— START Material supplied —

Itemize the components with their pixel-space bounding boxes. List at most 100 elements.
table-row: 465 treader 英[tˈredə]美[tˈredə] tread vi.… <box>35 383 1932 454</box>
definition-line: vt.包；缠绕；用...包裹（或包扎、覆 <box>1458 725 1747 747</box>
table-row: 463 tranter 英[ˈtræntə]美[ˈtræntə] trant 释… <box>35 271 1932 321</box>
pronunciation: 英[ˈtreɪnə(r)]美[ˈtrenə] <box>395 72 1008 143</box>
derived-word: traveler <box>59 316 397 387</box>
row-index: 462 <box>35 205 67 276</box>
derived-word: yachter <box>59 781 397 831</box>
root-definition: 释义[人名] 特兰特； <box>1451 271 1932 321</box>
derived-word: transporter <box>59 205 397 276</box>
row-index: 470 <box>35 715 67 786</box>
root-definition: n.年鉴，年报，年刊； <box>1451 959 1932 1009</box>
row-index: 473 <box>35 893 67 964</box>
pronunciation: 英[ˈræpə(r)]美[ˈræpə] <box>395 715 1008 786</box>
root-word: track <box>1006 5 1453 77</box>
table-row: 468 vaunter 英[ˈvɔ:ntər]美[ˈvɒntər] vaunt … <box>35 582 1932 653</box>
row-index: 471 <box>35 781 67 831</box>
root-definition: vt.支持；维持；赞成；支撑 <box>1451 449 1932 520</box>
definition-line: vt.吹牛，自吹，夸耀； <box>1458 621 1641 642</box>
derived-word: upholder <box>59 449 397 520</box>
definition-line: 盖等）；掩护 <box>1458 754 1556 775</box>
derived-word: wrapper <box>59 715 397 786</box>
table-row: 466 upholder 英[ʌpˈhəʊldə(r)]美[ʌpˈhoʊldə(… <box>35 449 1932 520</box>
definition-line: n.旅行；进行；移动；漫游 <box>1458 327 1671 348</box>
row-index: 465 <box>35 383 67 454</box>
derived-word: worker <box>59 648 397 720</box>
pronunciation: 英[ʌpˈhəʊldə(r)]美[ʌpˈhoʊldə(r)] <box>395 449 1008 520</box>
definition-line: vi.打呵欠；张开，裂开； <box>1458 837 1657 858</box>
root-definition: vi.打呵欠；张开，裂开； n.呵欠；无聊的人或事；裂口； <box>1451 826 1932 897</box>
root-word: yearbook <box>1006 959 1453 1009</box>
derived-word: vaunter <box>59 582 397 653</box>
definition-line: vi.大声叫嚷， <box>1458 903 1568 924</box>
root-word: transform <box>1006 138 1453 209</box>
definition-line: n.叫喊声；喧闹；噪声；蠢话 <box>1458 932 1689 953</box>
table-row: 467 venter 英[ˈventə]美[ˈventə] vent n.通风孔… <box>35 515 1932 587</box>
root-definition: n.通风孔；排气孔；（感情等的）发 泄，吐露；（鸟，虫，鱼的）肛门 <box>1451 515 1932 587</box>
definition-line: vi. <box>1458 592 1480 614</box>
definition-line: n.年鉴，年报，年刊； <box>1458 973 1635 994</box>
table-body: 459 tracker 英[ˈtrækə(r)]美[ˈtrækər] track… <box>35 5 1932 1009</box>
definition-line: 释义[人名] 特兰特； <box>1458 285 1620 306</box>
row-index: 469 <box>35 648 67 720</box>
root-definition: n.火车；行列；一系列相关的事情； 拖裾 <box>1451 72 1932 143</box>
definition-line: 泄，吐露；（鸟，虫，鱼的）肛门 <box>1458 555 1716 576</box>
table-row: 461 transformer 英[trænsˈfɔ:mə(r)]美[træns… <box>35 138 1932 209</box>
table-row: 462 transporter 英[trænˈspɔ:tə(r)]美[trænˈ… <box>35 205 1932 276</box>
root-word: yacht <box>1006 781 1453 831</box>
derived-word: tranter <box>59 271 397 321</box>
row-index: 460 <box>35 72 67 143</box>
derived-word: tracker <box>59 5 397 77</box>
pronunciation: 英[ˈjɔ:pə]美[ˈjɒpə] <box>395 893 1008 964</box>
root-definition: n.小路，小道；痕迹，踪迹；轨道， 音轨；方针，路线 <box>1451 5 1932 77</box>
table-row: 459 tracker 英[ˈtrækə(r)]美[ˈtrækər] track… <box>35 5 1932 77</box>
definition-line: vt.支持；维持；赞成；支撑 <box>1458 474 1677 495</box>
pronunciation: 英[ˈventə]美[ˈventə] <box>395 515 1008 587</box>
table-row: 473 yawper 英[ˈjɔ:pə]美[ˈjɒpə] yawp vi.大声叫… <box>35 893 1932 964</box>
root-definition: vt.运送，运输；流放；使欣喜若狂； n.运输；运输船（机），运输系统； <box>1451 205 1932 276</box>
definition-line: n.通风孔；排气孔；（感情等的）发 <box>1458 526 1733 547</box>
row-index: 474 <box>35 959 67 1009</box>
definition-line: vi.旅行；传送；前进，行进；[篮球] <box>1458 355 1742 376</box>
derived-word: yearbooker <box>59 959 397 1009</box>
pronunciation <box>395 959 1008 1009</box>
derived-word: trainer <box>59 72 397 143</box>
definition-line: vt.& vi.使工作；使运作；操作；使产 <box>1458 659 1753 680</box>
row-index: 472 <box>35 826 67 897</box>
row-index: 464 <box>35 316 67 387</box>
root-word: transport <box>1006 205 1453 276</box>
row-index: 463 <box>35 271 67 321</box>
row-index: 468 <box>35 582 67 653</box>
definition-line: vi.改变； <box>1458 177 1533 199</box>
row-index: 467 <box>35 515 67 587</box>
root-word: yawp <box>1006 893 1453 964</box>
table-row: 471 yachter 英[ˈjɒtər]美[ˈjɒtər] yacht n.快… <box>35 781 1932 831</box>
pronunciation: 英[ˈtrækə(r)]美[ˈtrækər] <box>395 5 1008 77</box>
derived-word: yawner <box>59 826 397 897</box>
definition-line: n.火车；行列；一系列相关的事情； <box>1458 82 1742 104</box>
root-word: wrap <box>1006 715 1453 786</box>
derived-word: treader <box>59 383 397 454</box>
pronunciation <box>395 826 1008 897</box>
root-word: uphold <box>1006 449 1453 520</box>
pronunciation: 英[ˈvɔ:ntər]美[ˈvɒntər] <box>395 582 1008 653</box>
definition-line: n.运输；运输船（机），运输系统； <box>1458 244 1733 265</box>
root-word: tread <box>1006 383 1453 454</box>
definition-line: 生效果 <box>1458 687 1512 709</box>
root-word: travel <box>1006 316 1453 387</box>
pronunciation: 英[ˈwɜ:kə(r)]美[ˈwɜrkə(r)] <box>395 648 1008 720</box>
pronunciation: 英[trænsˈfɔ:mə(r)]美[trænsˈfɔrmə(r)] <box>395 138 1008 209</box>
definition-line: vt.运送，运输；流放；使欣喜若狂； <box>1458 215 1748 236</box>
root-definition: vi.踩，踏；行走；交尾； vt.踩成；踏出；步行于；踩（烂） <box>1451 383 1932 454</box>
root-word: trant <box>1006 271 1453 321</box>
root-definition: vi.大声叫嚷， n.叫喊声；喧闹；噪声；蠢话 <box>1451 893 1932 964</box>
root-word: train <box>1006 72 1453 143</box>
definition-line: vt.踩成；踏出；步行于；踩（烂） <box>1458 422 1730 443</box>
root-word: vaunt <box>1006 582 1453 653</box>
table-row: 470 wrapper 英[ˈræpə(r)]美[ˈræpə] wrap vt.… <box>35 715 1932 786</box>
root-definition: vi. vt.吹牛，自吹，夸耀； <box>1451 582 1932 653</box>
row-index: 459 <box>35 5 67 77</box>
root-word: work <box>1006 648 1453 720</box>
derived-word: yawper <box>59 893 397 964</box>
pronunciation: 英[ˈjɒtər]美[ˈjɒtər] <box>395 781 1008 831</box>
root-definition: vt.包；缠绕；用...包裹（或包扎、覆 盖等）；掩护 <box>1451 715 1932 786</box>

— END Material supplied —

- _To be done_: Copy out every line of the rows above with no changes.

- _Solved exercise_:
Itemize the components with their pixel-space bounding boxes. List at most 100 elements.
table-row: 465 treader 英[tˈredə]美[tˈredə] tread vi.… <box>35 383 1932 454</box>
definition-line: vt.包；缠绕；用...包裹（或包扎、覆 <box>1458 725 1747 747</box>
table-row: 463 tranter 英[ˈtræntə]美[ˈtræntə] trant 释… <box>35 271 1932 321</box>
pronunciation: 英[ˈtreɪnə(r)]美[ˈtrenə] <box>395 72 1008 143</box>
derived-word: traveler <box>59 316 397 387</box>
row-index: 462 <box>35 205 67 276</box>
derived-word: yachter <box>59 781 397 831</box>
root-definition: 释义[人名] 特兰特； <box>1451 271 1932 321</box>
derived-word: transporter <box>59 205 397 276</box>
row-index: 470 <box>35 715 67 786</box>
root-definition: n.年鉴，年报，年刊； <box>1451 959 1932 1009</box>
row-index: 473 <box>35 893 67 964</box>
pronunciation: 英[ˈræpə(r)]美[ˈræpə] <box>395 715 1008 786</box>
root-word: track <box>1006 5 1453 77</box>
table-row: 468 vaunter 英[ˈvɔ:ntər]美[ˈvɒntər] vaunt … <box>35 582 1932 653</box>
row-index: 471 <box>35 781 67 831</box>
root-definition: vt.支持；维持；赞成；支撑 <box>1451 449 1932 520</box>
definition-line: vt.吹牛，自吹，夸耀； <box>1458 621 1641 642</box>
derived-word: upholder <box>59 449 397 520</box>
definition-line: 盖等）；掩护 <box>1458 754 1556 775</box>
derived-word: wrapper <box>59 715 397 786</box>
table-row: 466 upholder 英[ʌpˈhəʊldə(r)]美[ʌpˈhoʊldə(… <box>35 449 1932 520</box>
definition-line: n.旅行；进行；移动；漫游 <box>1458 327 1671 348</box>
row-index: 465 <box>35 383 67 454</box>
derived-word: worker <box>59 648 397 720</box>
pronunciation: 英[ʌpˈhəʊldə(r)]美[ʌpˈhoʊldə(r)] <box>395 449 1008 520</box>
definition-line: vi.打呵欠；张开，裂开； <box>1458 837 1657 858</box>
root-definition: vi.打呵欠；张开，裂开； n.呵欠；无聊的人或事；裂口； <box>1451 826 1932 897</box>
root-word: yearbook <box>1006 959 1453 1009</box>
derived-word: vaunter <box>59 582 397 653</box>
definition-line: vi.大声叫嚷， <box>1458 903 1568 924</box>
root-word: transform <box>1006 138 1453 209</box>
definition-line: n.叫喊声；喧闹；噪声；蠢话 <box>1458 932 1689 953</box>
table-row: 467 venter 英[ˈventə]美[ˈventə] vent n.通风孔… <box>35 515 1932 587</box>
root-definition: n.通风孔；排气孔；（感情等的）发 泄，吐露；（鸟，虫，鱼的）肛门 <box>1451 515 1932 587</box>
definition-line: vi. <box>1458 592 1480 614</box>
definition-line: n.年鉴，年报，年刊； <box>1458 973 1635 994</box>
table-body: 459 tracker 英[ˈtrækə(r)]美[ˈtrækər] track… <box>35 5 1932 1009</box>
definition-line: 释义[人名] 特兰特； <box>1458 285 1620 306</box>
row-index: 469 <box>35 648 67 720</box>
root-definition: n.火车；行列；一系列相关的事情； 拖裾 <box>1451 72 1932 143</box>
definition-line: 泄，吐露；（鸟，虫，鱼的）肛门 <box>1458 555 1716 576</box>
table-row: 461 transformer 英[trænsˈfɔ:mə(r)]美[træns… <box>35 138 1932 209</box>
table-row: 462 transporter 英[trænˈspɔ:tə(r)]美[trænˈ… <box>35 205 1932 276</box>
root-word: yacht <box>1006 781 1453 831</box>
derived-word: tranter <box>59 271 397 321</box>
row-index: 460 <box>35 72 67 143</box>
derived-word: tracker <box>59 5 397 77</box>
pronunciation: 英[ˈjɔ:pə]美[ˈjɒpə] <box>395 893 1008 964</box>
root-definition: n.小路，小道；痕迹，踪迹；轨道， 音轨；方针，路线 <box>1451 5 1932 77</box>
table-row: 459 tracker 英[ˈtrækə(r)]美[ˈtrækər] track… <box>35 5 1932 77</box>
definition-line: vt.支持；维持；赞成；支撑 <box>1458 474 1677 495</box>
pronunciation: 英[ˈventə]美[ˈventə] <box>395 515 1008 587</box>
table-row: 473 yawper 英[ˈjɔ:pə]美[ˈjɒpə] yawp vi.大声叫… <box>35 893 1932 964</box>
root-definition: vt.运送，运输；流放；使欣喜若狂； n.运输；运输船（机），运输系统； <box>1451 205 1932 276</box>
definition-line: n.通风孔；排气孔；（感情等的）发 <box>1458 526 1733 547</box>
row-index: 474 <box>35 959 67 1009</box>
definition-line: vi.旅行；传送；前进，行进；[篮球] <box>1458 355 1742 376</box>
derived-word: yearbooker <box>59 959 397 1009</box>
pronunciation <box>395 959 1008 1009</box>
derived-word: trainer <box>59 72 397 143</box>
definition-line: vt.& vi.使工作；使运作；操作；使产 <box>1458 659 1753 680</box>
row-index: 472 <box>35 826 67 897</box>
row-index: 464 <box>35 316 67 387</box>
root-word: transport <box>1006 205 1453 276</box>
row-index: 463 <box>35 271 67 321</box>
row-index: 468 <box>35 582 67 653</box>
definition-line: vi.改变； <box>1458 177 1533 199</box>
row-index: 467 <box>35 515 67 587</box>
root-word: yawp <box>1006 893 1453 964</box>
table-row: 471 yachter 英[ˈjɒtər]美[ˈjɒtər] yacht n.快… <box>35 781 1932 831</box>
pronunciation: 英[ˈtrækə(r)]美[ˈtrækər] <box>395 5 1008 77</box>
derived-word: yawner <box>59 826 397 897</box>
definition-line: n.火车；行列；一系列相关的事情； <box>1458 82 1742 104</box>
root-word: wrap <box>1006 715 1453 786</box>
derived-word: treader <box>59 383 397 454</box>
pronunciation <box>395 826 1008 897</box>
root-word: uphold <box>1006 449 1453 520</box>
pronunciation: 英[ˈvɔ:ntər]美[ˈvɒntər] <box>395 582 1008 653</box>
definition-line: n.运输；运输船（机），运输系统； <box>1458 244 1733 265</box>
root-word: tread <box>1006 383 1453 454</box>
definition-line: 生效果 <box>1458 687 1512 709</box>
root-word: travel <box>1006 316 1453 387</box>
pronunciation: 英[ˈwɜ:kə(r)]美[ˈwɜrkə(r)] <box>395 648 1008 720</box>
pronunciation: 英[trænsˈfɔ:mə(r)]美[trænsˈfɔrmə(r)] <box>395 138 1008 209</box>
definition-line: vt.运送，运输；流放；使欣喜若狂； <box>1458 215 1748 236</box>
root-definition: vi.踩，踏；行走；交尾； vt.踩成；踏出；步行于；踩（烂） <box>1451 383 1932 454</box>
root-word: trant <box>1006 271 1453 321</box>
root-definition: vi.大声叫嚷， n.叫喊声；喧闹；噪声；蠢话 <box>1451 893 1932 964</box>
root-word: train <box>1006 72 1453 143</box>
definition-line: vt.踩成；踏出；步行于；踩（烂） <box>1458 422 1730 443</box>
root-word: vaunt <box>1006 582 1453 653</box>
table-row: 470 wrapper 英[ˈræpə(r)]美[ˈræpə] wrap vt.… <box>35 715 1932 786</box>
root-definition: vi. vt.吹牛，自吹，夸耀； <box>1451 582 1932 653</box>
row-index: 459 <box>35 5 67 77</box>
root-word: work <box>1006 648 1453 720</box>
derived-word: yawper <box>59 893 397 964</box>
pronunciation: 英[ˈjɒtər]美[ˈjɒtər] <box>395 781 1008 831</box>
root-definition: vt.包；缠绕；用...包裹（或包扎、覆 盖等）；掩护 <box>1451 715 1932 786</box>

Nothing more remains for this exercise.